[Extracted data entries]
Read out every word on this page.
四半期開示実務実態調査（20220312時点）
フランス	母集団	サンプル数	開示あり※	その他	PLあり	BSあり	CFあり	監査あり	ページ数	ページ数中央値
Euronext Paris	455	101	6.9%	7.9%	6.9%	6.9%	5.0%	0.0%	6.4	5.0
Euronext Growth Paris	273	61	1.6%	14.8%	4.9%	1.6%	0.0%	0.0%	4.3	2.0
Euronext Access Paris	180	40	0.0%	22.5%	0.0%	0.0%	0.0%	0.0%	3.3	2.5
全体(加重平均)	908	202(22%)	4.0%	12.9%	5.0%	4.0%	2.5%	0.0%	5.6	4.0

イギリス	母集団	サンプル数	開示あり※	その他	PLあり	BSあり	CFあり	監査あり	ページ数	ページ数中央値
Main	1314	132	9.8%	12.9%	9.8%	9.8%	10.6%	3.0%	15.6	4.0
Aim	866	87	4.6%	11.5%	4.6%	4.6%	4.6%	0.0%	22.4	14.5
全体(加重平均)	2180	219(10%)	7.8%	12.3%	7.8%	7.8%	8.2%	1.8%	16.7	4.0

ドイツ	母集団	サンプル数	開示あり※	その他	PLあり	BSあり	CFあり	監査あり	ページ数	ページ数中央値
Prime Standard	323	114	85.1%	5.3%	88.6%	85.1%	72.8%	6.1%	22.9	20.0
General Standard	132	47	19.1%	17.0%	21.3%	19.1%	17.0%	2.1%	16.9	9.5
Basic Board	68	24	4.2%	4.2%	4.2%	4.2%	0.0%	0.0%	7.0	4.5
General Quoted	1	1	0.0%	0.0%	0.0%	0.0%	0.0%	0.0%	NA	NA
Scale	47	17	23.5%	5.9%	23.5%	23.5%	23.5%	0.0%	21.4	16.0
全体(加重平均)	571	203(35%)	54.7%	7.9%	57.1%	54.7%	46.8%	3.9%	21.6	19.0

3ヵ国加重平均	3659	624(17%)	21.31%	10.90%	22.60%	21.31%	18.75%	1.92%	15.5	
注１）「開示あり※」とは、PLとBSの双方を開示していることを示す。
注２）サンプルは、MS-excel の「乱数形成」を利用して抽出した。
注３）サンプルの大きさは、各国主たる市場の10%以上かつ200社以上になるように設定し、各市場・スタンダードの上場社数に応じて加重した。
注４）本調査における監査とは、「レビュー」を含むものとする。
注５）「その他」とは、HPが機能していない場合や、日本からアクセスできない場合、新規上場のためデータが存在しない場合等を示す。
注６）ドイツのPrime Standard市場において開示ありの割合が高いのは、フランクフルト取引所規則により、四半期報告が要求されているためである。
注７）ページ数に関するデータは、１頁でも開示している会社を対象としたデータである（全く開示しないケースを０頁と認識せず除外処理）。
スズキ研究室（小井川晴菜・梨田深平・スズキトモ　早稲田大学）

▸ **THE TASK**
Write all of the records out again exactly.

▸ **OUTPUT FOR THIS EXERCISE**
Read out every word on this page.
四半期開示実務実態調査（20220312時点）
フランス	母集団	サンプル数	開示あり※	その他	PLあり	BSあり	CFあり	監査あり	ページ数	ページ数中央値
Euronext Paris	455	101	6.9%	7.9%	6.9%	6.9%	5.0%	0.0%	6.4	5.0
Euronext Growth Paris	273	61	1.6%	14.8%	4.9%	1.6%	0.0%	0.0%	4.3	2.0
Euronext Access Paris	180	40	0.0%	22.5%	0.0%	0.0%	0.0%	0.0%	3.3	2.5
全体(加重平均)	908	202(22%)	4.0%	12.9%	5.0%	4.0%	2.5%	0.0%	5.6	4.0

イギリス	母集団	サンプル数	開示あり※	その他	PLあり	BSあり	CFあり	監査あり	ページ数	ページ数中央値
Main	1314	132	9.8%	12.9%	9.8%	9.8%	10.6%	3.0%	15.6	4.0
Aim	866	87	4.6%	11.5%	4.6%	4.6%	4.6%	0.0%	22.4	14.5
全体(加重平均)	2180	219(10%)	7.8%	12.3%	7.8%	7.8%	8.2%	1.8%	16.7	4.0

ドイツ	母集団	サンプル数	開示あり※	その他	PLあり	BSあり	CFあり	監査あり	ページ数	ページ数中央値
Prime Standard	323	114	85.1%	5.3%	88.6%	85.1%	72.8%	6.1%	22.9	20.0
General Standard	132	47	19.1%	17.0%	21.3%	19.1%	17.0%	2.1%	16.9	9.5
Basic Board	68	24	4.2%	4.2%	4.2%	4.2%	0.0%	0.0%	7.0	4.5
General Quoted	1	1	0.0%	0.0%	0.0%	0.0%	0.0%	0.0%	NA	NA
Scale	47	17	23.5%	5.9%	23.5%	23.5%	23.5%	0.0%	21.4	16.0
全体(加重平均)	571	203(35%)	54.7%	7.9%	57.1%	54.7%	46.8%	3.9%	21.6	19.0

3ヵ国加重平均	3659	624(17%)	21.31%	10.90%	22.60%	21.31%	18.75%	1.92%	15.5	
注１）「開示あり※」とは、PLとBSの双方を開示していることを示す。
注２）サンプルは、MS-excel の「乱数形成」を利用して抽出した。
注３）サンプルの大きさは、各国主たる市場の10%以上かつ200社以上になるように設定し、各市場・スタンダードの上場社数に応じて加重した。
注４）本調査における監査とは、「レビュー」を含むものとする。
注５）「その他」とは、HPが機能していない場合や、日本からアクセスできない場合、新規上場のためデータが存在しない場合等を示す。
注６）ドイツのPrime Standard市場において開示ありの割合が高いのは、フランクフルト取引所規則により、四半期報告が要求されているためである。
注７）ページ数に関するデータは、１頁でも開示している会社を対象としたデータである（全く開示しないケースを０頁と認識せず除外処理）。
スズキ研究室（小井川晴菜・梨田深平・スズキトモ　早稲田大学）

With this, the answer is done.